Problem |
Return the whole listing, keeping every character the same.

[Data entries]
- - - - - - -

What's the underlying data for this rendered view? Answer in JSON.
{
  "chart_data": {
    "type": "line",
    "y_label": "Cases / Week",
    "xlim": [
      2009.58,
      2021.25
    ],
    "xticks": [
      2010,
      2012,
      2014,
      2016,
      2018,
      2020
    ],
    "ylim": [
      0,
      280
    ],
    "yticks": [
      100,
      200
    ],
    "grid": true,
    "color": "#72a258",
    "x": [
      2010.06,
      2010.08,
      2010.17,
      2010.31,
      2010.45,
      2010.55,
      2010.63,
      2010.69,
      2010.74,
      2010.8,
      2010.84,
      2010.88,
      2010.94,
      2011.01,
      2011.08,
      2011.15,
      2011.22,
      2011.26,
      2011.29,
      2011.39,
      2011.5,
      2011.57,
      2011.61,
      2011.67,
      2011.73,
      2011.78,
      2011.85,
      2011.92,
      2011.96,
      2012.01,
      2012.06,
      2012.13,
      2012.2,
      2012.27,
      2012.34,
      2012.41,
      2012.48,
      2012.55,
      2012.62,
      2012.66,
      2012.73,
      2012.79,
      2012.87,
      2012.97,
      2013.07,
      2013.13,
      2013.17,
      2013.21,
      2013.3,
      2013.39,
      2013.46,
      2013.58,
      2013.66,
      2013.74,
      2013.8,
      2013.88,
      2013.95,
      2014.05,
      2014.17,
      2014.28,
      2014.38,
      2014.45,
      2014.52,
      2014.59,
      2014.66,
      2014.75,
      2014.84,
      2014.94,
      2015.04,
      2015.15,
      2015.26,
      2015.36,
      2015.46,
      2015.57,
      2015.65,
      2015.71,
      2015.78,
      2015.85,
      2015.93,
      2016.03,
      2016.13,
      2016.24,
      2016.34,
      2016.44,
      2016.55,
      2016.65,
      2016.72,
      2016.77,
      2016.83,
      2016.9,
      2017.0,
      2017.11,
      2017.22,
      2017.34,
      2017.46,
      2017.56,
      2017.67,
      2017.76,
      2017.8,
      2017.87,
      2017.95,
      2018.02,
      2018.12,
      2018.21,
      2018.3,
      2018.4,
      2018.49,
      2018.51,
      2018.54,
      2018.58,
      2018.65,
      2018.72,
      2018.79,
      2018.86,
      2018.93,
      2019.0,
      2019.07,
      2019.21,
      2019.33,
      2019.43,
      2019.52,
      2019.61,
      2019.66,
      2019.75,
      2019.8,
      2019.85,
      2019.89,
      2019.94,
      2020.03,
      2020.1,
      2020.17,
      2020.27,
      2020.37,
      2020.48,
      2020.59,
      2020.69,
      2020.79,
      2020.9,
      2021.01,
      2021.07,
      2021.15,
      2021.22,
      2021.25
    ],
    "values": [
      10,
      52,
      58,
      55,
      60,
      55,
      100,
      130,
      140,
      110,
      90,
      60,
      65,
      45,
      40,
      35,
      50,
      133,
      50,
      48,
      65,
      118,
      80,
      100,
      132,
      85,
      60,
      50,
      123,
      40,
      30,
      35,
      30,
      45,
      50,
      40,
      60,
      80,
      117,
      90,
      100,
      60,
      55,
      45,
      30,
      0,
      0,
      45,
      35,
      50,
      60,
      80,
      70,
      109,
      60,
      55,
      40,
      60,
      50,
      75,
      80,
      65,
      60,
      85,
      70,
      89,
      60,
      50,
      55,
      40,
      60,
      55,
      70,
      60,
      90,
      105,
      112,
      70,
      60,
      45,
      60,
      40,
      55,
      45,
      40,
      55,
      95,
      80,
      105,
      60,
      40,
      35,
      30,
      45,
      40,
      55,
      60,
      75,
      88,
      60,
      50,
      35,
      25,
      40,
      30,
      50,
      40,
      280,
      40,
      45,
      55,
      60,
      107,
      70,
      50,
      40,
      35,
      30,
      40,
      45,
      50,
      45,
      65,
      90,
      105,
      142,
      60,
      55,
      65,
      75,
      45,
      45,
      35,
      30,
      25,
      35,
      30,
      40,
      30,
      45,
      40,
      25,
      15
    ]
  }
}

- - - - - - -

Answer for this exercise |
What's the underlying data for this rendered view? Answer in JSON.
{
  "chart_data": {
    "type": "line",
    "y_label": "Cases / Week",
    "xlim": [
      2009.58,
      2021.25
    ],
    "xticks": [
      2010,
      2012,
      2014,
      2016,
      2018,
      2020
    ],
    "ylim": [
      0,
      280
    ],
    "yticks": [
      100,
      200
    ],
    "grid": true,
    "color": "#72a258",
    "x": [
      2010.06,
      2010.08,
      2010.17,
      2010.31,
      2010.45,
      2010.55,
      2010.63,
      2010.69,
      2010.74,
      2010.8,
      2010.84,
      2010.88,
      2010.94,
      2011.01,
      2011.08,
      2011.15,
      2011.22,
      2011.26,
      2011.29,
      2011.39,
      2011.5,
      2011.57,
      2011.61,
      2011.67,
      2011.73,
      2011.78,
      2011.85,
      2011.92,
      2011.96,
      2012.01,
      2012.06,
      2012.13,
      2012.2,
      2012.27,
      2012.34,
      2012.41,
      2012.48,
      2012.55,
      2012.62,
      2012.66,
      2012.73,
      2012.79,
      2012.87,
      2012.97,
      2013.07,
      2013.13,
      2013.17,
      2013.21,
      2013.3,
      2013.39,
      2013.46,
      2013.58,
      2013.66,
      2013.74,
      2013.8,
      2013.88,
      2013.95,
      2014.05,
      2014.17,
      2014.28,
      2014.38,
      2014.45,
      2014.52,
      2014.59,
      2014.66,
      2014.75,
      2014.84,
      2014.94,
      2015.04,
      2015.15,
      2015.26,
      2015.36,
      2015.46,
      2015.57,
      2015.65,
      2015.71,
      2015.78,
      2015.85,
      2015.93,
      2016.03,
      2016.13,
      2016.24,
      2016.34,
      2016.44,
      2016.55,
      2016.65,
      2016.72,
      2016.77,
      2016.83,
      2016.9,
      2017.0,
      2017.11,
      2017.22,
      2017.34,
      2017.46,
      2017.56,
      2017.67,
      2017.76,
      2017.8,
      2017.87,
      2017.95,
      2018.02,
      2018.12,
      2018.21,
      2018.3,
      2018.4,
      2018.49,
      2018.51,
      2018.54,
      2018.58,
      2018.65,
      2018.72,
      2018.79,
      2018.86,
      2018.93,
      2019.0,
      2019.07,
      2019.21,
      2019.33,
      2019.43,
      2019.52,
      2019.61,
      2019.66,
      2019.75,
      2019.8,
      2019.85,
      2019.89,
      2019.94,
      2020.03,
      2020.1,
      2020.17,
      2020.27,
      2020.37,
      2020.48,
      2020.59,
      2020.69,
      2020.79,
      2020.9,
      2021.01,
      2021.07,
      2021.15,
      2021.22,
      2021.25
    ],
    "values": [
      10,
      52,
      58,
      55,
      60,
      55,
      100,
      130,
      140,
      110,
      90,
      60,
      65,
      45,
      40,
      35,
      50,
      133,
      50,
      48,
      65,
      118,
      80,
      100,
      132,
      85,
      60,
      50,
      123,
      40,
      30,
      35,
      30,
      45,
      50,
      40,
      60,
      80,
      117,
      90,
      100,
      60,
      55,
      45,
      30,
      0,
      0,
      45,
      35,
      50,
      60,
      80,
      70,
      109,
      60,
      55,
      40,
      60,
      50,
      75,
      80,
      65,
      60,
      85,
      70,
      89,
      60,
      50,
      55,
      40,
      60,
      55,
      70,
      60,
      90,
      105,
      112,
      70,
      60,
      45,
      60,
      40,
      55,
      45,
      40,
      55,
      95,
      80,
      105,
      60,
      40,
      35,
      30,
      45,
      40,
      55,
      60,
      75,
      88,
      60,
      50,
      35,
      25,
      40,
      30,
      50,
      40,
      280,
      40,
      45,
      55,
      60,
      107,
      70,
      50,
      40,
      35,
      30,
      40,
      45,
      50,
      45,
      65,
      90,
      105,
      142,
      60,
      55,
      65,
      75,
      45,
      45,
      35,
      30,
      25,
      35,
      30,
      40,
      30,
      45,
      40,
      25,
      15
    ]
  }
}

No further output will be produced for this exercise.